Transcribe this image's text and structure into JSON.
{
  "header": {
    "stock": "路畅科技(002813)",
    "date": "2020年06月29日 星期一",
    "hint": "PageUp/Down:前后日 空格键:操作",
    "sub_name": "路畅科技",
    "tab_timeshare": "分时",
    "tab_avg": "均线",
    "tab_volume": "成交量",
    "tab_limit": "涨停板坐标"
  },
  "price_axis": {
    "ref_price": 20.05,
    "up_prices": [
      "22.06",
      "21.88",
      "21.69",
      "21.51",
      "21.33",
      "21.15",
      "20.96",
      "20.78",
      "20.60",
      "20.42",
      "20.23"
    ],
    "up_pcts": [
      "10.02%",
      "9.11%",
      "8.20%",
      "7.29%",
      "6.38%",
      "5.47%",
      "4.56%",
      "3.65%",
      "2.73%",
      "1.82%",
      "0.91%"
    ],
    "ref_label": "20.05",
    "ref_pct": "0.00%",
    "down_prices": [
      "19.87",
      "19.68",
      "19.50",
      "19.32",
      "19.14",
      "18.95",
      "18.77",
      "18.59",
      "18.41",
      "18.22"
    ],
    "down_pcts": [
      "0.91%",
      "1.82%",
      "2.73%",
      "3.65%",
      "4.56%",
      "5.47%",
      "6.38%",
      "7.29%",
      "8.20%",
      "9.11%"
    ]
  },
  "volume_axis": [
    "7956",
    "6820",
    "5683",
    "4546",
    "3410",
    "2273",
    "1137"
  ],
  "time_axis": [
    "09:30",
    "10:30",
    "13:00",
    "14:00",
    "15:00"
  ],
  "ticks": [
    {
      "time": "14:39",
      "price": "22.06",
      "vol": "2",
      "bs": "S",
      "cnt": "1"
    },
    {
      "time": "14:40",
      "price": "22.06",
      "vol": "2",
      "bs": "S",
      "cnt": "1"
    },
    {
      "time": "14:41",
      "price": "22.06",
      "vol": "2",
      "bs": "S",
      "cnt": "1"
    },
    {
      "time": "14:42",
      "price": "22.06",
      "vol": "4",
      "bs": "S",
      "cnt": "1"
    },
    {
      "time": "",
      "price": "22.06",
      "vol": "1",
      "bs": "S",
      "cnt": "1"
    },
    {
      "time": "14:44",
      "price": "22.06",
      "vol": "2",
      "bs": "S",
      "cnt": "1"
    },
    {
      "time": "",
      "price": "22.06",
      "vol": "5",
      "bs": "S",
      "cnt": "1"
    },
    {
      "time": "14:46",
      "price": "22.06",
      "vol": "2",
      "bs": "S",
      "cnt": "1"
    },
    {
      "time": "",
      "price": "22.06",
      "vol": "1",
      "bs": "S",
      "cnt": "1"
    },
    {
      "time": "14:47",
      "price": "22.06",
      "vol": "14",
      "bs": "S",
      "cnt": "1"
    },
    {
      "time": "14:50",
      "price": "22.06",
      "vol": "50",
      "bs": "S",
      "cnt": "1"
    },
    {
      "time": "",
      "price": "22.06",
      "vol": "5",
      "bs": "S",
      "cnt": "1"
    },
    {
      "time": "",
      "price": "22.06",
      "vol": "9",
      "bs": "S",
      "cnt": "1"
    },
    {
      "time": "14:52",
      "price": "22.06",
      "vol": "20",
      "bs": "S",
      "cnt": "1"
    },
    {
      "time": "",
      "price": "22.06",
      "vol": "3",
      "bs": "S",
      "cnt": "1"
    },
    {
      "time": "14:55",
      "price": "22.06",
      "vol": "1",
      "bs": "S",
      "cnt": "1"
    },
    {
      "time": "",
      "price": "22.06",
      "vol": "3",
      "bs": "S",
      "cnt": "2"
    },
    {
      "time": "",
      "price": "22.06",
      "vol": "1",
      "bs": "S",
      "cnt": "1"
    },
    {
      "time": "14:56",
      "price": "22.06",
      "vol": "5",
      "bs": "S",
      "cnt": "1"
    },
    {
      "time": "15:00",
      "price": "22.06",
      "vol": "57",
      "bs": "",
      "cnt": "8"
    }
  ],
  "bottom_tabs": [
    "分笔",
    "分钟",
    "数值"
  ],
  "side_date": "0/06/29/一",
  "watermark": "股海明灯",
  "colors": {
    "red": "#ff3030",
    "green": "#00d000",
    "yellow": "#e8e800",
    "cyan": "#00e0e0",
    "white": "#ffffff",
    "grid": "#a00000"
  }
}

________________________________________

--- EXERCISE INSTRUCTIONS ---
Copy the entries above exactly, leaving none out.

--- EXERCISE SOLUTION ---
Transcribe this image's text and structure into JSON.
{
  "header": {
    "stock": "路畅科技(002813)",
    "date": "2020年06月29日 星期一",
    "hint": "PageUp/Down:前后日 空格键:操作",
    "sub_name": "路畅科技",
    "tab_timeshare": "分时",
    "tab_avg": "均线",
    "tab_volume": "成交量",
    "tab_limit": "涨停板坐标"
  },
  "price_axis": {
    "ref_price": 20.05,
    "up_prices": [
      "22.06",
      "21.88",
      "21.69",
      "21.51",
      "21.33",
      "21.15",
      "20.96",
      "20.78",
      "20.60",
      "20.42",
      "20.23"
    ],
    "up_pcts": [
      "10.02%",
      "9.11%",
      "8.20%",
      "7.29%",
      "6.38%",
      "5.47%",
      "4.56%",
      "3.65%",
      "2.73%",
      "1.82%",
      "0.91%"
    ],
    "ref_label": "20.05",
    "ref_pct": "0.00%",
    "down_prices": [
      "19.87",
      "19.68",
      "19.50",
      "19.32",
      "19.14",
      "18.95",
      "18.77",
      "18.59",
      "18.41",
      "18.22"
    ],
    "down_pcts": [
      "0.91%",
      "1.82%",
      "2.73%",
      "3.65%",
      "4.56%",
      "5.47%",
      "6.38%",
      "7.29%",
      "8.20%",
      "9.11%"
    ]
  },
  "volume_axis": [
    "7956",
    "6820",
    "5683",
    "4546",
    "3410",
    "2273",
    "1137"
  ],
  "time_axis": [
    "09:30",
    "10:30",
    "13:00",
    "14:00",
    "15:00"
  ],
  "ticks": [
    {
      "time": "14:39",
      "price": "22.06",
      "vol": "2",
      "bs": "S",
      "cnt": "1"
    },
    {
      "time": "14:40",
      "price": "22.06",
      "vol": "2",
      "bs": "S",
      "cnt": "1"
    },
    {
      "time": "14:41",
      "price": "22.06",
      "vol": "2",
      "bs": "S",
      "cnt": "1"
    },
    {
      "time": "14:42",
      "price": "22.06",
      "vol": "4",
      "bs": "S",
      "cnt": "1"
    },
    {
      "time": "",
      "price": "22.06",
      "vol": "1",
      "bs": "S",
      "cnt": "1"
    },
    {
      "time": "14:44",
      "price": "22.06",
      "vol": "2",
      "bs": "S",
      "cnt": "1"
    },
    {
      "time": "",
      "price": "22.06",
      "vol": "5",
      "bs": "S",
      "cnt": "1"
    },
    {
      "time": "14:46",
      "price": "22.06",
      "vol": "2",
      "bs": "S",
      "cnt": "1"
    },
    {
      "time": "",
      "price": "22.06",
      "vol": "1",
      "bs": "S",
      "cnt": "1"
    },
    {
      "time": "14:47",
      "price": "22.06",
      "vol": "14",
      "bs": "S",
      "cnt": "1"
    },
    {
      "time": "14:50",
      "price": "22.06",
      "vol": "50",
      "bs": "S",
      "cnt": "1"
    },
    {
      "time": "",
      "price": "22.06",
      "vol": "5",
      "bs": "S",
      "cnt": "1"
    },
    {
      "time": "",
      "price": "22.06",
      "vol": "9",
      "bs": "S",
      "cnt": "1"
    },
    {
      "time": "14:52",
      "price": "22.06",
      "vol": "20",
      "bs": "S",
      "cnt": "1"
    },
    {
      "time": "",
      "price": "22.06",
      "vol": "3",
      "bs": "S",
      "cnt": "1"
    },
    {
      "time": "14:55",
      "price": "22.06",
      "vol": "1",
      "bs": "S",
      "cnt": "1"
    },
    {
      "time": "",
      "price": "22.06",
      "vol": "3",
      "bs": "S",
      "cnt": "2"
    },
    {
      "time": "",
      "price": "22.06",
      "vol": "1",
      "bs": "S",
      "cnt": "1"
    },
    {
      "time": "14:56",
      "price": "22.06",
      "vol": "5",
      "bs": "S",
      "cnt": "1"
    },
    {
      "time": "15:00",
      "price": "22.06",
      "vol": "57",
      "bs": "",
      "cnt": "8"
    }
  ],
  "bottom_tabs": [
    "分笔",
    "分钟",
    "数值"
  ],
  "side_date": "0/06/29/一",
  "watermark": "股海明灯",
  "colors": {
    "red": "#ff3030",
    "green": "#00d000",
    "yellow": "#e8e800",
    "cyan": "#00e0e0",
    "white": "#ffffff",
    "grid": "#a00000"
  }
}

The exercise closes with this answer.